### Exercise instructions:
Copy the lines of the material below exactly, starting at the line that contains "pe-post: ), the" and ending at the line that contains "312, 120, 337]", with both of those lines included.
··········
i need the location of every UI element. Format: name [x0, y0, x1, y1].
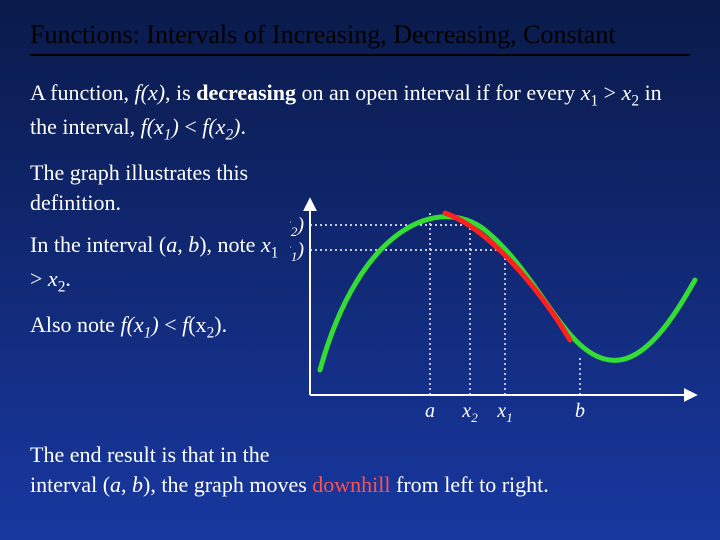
pe-post: ), the graph moves	[143, 472, 312, 497]
pe-mid: ,	[121, 472, 132, 497]
def-x1: x	[581, 80, 591, 105]
pi-end: .	[65, 266, 71, 291]
def-keyword: decreasing	[196, 80, 296, 105]
pa-end: .	[222, 312, 228, 337]
pe-downhill: downhill	[312, 472, 390, 497]
pi-x1s: 1	[271, 244, 279, 261]
pi-x2: x	[48, 266, 58, 291]
def-end: .	[240, 114, 246, 139]
graph-area: f(x2)f(x1) a x2 x1 b	[290, 195, 700, 425]
svg-text:b: b	[575, 400, 585, 422]
def-x2sub: 2	[631, 92, 639, 109]
def-lt: <	[179, 114, 202, 139]
pa-lt: <	[159, 312, 182, 337]
pi-m1: ,	[177, 232, 188, 257]
para-illustrates: The graph illustrates this definition.	[30, 158, 290, 217]
para-interval: In the interval (a, b), note x1 > x2.	[30, 230, 290, 298]
def-fx1: f(x	[141, 114, 164, 139]
pe-l1: The end result is that in the	[30, 442, 270, 467]
def-fx1c: )	[171, 114, 178, 139]
pe-a: a	[110, 472, 121, 497]
para-alsonote: Also note f(x1) < f(x2).	[30, 310, 290, 344]
svg-text:x1: x1	[496, 400, 512, 425]
pi-x1: x	[261, 232, 271, 257]
def-fx: f(x)	[135, 80, 166, 105]
pe-pre2: interval (	[30, 472, 110, 497]
def-x2: x	[622, 80, 632, 105]
left-text-column: The graph illustrates this definition. I…	[30, 158, 290, 344]
pe-post2: from left to right.	[391, 472, 549, 497]
function-graph: f(x2)f(x1) a x2 x1 b	[290, 195, 700, 425]
pa-fx1: f(x	[120, 312, 143, 337]
pi-m2: ), note	[199, 232, 261, 257]
def-gt: >	[598, 80, 621, 105]
pa-fx2c: )	[214, 312, 221, 337]
pi-gt: >	[30, 266, 48, 291]
slide: Functions: Intervals of Increasing, Decr…	[0, 0, 720, 540]
slide-title: Functions: Intervals of Increasing, Decr…	[30, 20, 690, 56]
pa-fx1c: )	[151, 312, 158, 337]
pi-pre: In the interval (	[30, 232, 166, 257]
pa-fx2b: (x	[188, 312, 206, 337]
pi-b: b	[188, 232, 199, 257]
end-result-paragraph: The end result is that in the interval (…	[30, 440, 690, 499]
svg-text:x2: x2	[461, 400, 478, 425]
svg-text:a: a	[425, 400, 435, 422]
def-mid2: on an open interval if for every	[296, 80, 581, 105]
svg-text:f(x2): f(x2)	[290, 214, 304, 239]
pa-pre: Also note	[30, 312, 120, 337]
definition-paragraph: A function, f(x), is decreasing on an op…	[30, 78, 690, 146]
svg-text:f(x1): f(x1)	[290, 239, 304, 264]
pe-b: b	[132, 472, 143, 497]
def-mid1: , is	[165, 80, 196, 105]
def-fx2: f(x	[202, 114, 225, 139]
pi-a: a	[166, 232, 177, 257]
def-pre: A function,	[30, 80, 135, 105]
def-fx2sub: 2	[225, 127, 233, 144]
··········
### Correct output:
pe-post: ), the graph moves	[143, 472, 312, 497]
pe-mid: ,	[121, 472, 132, 497]
def-x1: x	[581, 80, 591, 105]
pi-end: .	[65, 266, 71, 291]
def-keyword: decreasing	[196, 80, 296, 105]
pa-end: .	[222, 312, 228, 337]
pe-downhill: downhill	[312, 472, 390, 497]
pi-x1s: 1	[271, 244, 279, 261]
pi-x2: x	[48, 266, 58, 291]
def-end: .	[240, 114, 246, 139]
graph-area: f(x2)f(x1) a x2 x1 b	[290, 195, 700, 425]
svg-text:b: b	[575, 400, 585, 422]
def-x2sub: 2	[631, 92, 639, 109]
def-lt: <	[179, 114, 202, 139]
pa-lt: <	[159, 312, 182, 337]
pi-m1: ,	[177, 232, 188, 257]
para-illustrates: The graph illustrates this definition.	[30, 158, 290, 217]
para-interval: In the interval (a, b), note x1 > x2.	[30, 230, 290, 298]
def-fx1: f(x	[141, 114, 164, 139]
pe-l1: The end result is that in the	[30, 442, 270, 467]
def-fx1c: )	[171, 114, 178, 139]
pe-a: a	[110, 472, 121, 497]
para-alsonote: Also note f(x1) < f(x2).	[30, 310, 290, 344]
svg-text:x1: x1	[496, 400, 512, 425]
pi-x1: x	[261, 232, 271, 257]
def-fx: f(x)	[135, 80, 166, 105]
pe-pre2: interval (	[30, 472, 110, 497]
def-x2: x	[622, 80, 632, 105]
left-text-column: The graph illustrates this definition. I…	[30, 158, 290, 344]
pe-post2: from left to right.	[391, 472, 549, 497]
function-graph: f(x2)f(x1) a x2 x1 b	[290, 195, 700, 425]
pa-fx1: f(x	[120, 312, 143, 337]
pi-m2: ), note	[199, 232, 261, 257]
def-gt: >	[598, 80, 621, 105]
pa-fx2c: )	[214, 312, 221, 337]
pi-gt: >	[30, 266, 48, 291]
slide: Functions: Intervals of Increasing, Decr…	[0, 0, 720, 540]
slide-title: Functions: Intervals of Increasing, Decr…	[30, 20, 690, 56]
pa-fx1c: )	[151, 312, 158, 337]
pi-pre: In the interval (	[30, 232, 166, 257]
pa-fx2b: (x	[188, 312, 206, 337]
pi-b: b	[188, 232, 199, 257]
end-result-paragraph: The end result is that in the interval (…	[30, 440, 690, 499]
svg-text:x2: x2	[461, 400, 478, 425]
svg-text:a: a	[425, 400, 435, 422]
def-mid2: on an open interval if for every	[296, 80, 581, 105]
svg-text:f(x2): f(x2)	[290, 214, 304, 239]
pa-pre: Also note	[30, 312, 120, 337]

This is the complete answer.